INPUT.
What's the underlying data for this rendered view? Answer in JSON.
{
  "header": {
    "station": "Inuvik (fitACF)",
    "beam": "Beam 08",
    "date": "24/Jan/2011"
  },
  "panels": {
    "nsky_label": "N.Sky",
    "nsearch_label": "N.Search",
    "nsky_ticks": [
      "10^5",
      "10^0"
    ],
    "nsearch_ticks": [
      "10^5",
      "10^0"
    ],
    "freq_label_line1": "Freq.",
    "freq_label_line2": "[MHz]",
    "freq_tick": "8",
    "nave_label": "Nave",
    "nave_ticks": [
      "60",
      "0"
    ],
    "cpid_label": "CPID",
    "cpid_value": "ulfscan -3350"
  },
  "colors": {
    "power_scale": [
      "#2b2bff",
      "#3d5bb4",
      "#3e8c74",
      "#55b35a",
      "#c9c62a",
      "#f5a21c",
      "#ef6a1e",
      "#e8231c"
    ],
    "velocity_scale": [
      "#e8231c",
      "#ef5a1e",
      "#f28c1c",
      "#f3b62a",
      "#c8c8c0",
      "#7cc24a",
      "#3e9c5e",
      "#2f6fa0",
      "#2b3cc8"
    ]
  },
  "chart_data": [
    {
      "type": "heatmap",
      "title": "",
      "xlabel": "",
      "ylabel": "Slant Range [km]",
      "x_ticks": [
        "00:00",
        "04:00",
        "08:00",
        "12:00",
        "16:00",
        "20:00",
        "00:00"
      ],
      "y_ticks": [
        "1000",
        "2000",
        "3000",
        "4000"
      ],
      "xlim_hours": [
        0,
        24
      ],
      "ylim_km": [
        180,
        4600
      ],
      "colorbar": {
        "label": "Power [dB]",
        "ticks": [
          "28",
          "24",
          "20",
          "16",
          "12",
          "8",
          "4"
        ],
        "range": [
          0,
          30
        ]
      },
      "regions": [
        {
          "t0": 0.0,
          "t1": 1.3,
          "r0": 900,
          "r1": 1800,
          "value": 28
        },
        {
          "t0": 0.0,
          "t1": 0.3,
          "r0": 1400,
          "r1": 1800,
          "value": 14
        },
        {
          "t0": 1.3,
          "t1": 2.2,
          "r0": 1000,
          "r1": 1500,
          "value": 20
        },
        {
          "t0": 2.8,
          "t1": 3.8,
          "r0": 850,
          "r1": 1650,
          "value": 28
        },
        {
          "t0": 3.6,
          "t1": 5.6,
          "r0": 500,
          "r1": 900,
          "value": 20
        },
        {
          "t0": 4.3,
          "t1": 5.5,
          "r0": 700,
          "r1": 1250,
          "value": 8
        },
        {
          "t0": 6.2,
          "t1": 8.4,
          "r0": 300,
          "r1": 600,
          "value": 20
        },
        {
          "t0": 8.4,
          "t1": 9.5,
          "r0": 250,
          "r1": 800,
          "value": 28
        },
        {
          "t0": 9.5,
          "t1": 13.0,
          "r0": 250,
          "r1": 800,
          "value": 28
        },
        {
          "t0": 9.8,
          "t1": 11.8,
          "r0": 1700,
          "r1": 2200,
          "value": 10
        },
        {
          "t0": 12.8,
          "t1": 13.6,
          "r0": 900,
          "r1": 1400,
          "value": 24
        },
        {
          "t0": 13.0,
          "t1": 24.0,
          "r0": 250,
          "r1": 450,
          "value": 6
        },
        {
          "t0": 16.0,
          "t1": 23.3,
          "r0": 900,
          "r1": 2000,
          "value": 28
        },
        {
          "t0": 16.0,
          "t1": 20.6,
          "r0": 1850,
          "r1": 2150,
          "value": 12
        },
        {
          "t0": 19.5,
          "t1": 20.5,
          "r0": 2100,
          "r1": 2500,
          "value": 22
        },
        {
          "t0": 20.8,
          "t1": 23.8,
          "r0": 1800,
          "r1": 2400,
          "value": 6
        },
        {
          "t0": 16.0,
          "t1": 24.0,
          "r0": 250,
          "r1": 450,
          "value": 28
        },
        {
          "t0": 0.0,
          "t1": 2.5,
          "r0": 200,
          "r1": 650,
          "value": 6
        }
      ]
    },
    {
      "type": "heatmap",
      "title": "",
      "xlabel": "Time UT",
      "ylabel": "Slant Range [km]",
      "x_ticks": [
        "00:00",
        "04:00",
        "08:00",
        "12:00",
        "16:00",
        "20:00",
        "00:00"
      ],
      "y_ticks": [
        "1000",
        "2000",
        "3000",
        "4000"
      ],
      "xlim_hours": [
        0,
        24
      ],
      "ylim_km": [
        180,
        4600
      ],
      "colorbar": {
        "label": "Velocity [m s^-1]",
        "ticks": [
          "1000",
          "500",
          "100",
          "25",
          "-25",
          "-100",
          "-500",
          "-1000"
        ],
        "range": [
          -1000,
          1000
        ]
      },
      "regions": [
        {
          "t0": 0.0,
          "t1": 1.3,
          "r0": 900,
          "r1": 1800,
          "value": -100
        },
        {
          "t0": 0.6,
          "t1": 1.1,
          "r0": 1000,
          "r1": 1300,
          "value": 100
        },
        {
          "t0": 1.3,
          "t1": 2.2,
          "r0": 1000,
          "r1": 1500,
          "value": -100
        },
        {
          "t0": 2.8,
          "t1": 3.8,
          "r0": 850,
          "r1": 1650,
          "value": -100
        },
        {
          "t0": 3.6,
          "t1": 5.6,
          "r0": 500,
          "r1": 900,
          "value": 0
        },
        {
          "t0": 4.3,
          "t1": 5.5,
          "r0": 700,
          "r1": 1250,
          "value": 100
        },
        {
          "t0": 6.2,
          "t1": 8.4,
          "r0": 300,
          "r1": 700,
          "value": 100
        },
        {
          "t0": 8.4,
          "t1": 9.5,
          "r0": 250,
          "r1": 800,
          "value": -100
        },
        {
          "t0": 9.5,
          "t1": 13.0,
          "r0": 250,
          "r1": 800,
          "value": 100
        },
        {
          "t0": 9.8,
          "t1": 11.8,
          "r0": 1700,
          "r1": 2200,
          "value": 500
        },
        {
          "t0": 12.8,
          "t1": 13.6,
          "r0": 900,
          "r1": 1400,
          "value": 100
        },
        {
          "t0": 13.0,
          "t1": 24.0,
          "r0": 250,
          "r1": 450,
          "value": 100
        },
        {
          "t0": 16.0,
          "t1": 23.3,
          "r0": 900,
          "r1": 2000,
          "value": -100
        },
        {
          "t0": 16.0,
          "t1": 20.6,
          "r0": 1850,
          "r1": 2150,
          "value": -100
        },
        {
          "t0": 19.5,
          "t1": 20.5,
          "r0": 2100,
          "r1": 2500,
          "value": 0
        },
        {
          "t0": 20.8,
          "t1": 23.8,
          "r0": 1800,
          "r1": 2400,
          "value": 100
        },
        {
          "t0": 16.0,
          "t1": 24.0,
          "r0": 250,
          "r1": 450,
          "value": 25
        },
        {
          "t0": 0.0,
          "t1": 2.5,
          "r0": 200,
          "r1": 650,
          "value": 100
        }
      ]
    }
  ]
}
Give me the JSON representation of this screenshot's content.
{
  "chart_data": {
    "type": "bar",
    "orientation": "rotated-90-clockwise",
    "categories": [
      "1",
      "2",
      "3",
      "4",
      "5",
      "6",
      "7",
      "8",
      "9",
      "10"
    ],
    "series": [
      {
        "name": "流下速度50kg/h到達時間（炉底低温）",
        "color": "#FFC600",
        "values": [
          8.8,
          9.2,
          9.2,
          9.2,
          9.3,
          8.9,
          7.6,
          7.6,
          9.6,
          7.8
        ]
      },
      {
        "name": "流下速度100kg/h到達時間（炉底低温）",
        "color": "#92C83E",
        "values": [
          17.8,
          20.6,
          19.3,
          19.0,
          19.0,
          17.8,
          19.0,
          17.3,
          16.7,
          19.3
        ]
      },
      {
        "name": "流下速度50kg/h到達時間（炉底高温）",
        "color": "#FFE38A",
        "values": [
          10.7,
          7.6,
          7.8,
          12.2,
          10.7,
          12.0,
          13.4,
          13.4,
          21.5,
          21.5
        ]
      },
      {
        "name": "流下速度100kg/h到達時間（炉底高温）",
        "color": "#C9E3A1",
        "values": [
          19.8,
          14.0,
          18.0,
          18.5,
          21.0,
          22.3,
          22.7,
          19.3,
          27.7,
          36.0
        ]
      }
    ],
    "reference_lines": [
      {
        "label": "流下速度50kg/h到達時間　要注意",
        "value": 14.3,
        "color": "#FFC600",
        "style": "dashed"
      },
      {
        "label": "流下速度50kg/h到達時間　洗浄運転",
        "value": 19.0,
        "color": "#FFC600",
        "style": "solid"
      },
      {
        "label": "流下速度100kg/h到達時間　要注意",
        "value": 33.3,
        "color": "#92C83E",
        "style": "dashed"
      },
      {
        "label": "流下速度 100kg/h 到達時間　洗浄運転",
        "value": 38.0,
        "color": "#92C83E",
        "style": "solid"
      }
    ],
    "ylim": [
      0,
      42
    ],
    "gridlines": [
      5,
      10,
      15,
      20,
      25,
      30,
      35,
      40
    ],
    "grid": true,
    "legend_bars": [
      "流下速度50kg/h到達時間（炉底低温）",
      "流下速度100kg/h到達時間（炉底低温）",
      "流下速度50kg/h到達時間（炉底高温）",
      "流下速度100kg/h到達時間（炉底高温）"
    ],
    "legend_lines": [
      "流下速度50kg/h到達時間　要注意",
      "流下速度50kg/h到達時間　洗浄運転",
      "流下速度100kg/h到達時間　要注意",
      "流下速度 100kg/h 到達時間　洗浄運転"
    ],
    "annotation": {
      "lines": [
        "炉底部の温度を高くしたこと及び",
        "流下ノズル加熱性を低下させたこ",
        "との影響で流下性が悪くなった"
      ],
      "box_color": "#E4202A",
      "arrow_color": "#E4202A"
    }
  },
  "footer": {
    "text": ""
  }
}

EXERCISE BRIEF. Copy each line of the records that contains the word "name".

TASK RESPONSE.
        "name": "流下速度50kg/h到達時間（炉底低温）",
        "name": "流下速度100kg/h到達時間（炉底低温）",
        "name": "流下速度50kg/h到達時間（炉底高温）",
        "name": "流下速度100kg/h到達時間（炉底高温）",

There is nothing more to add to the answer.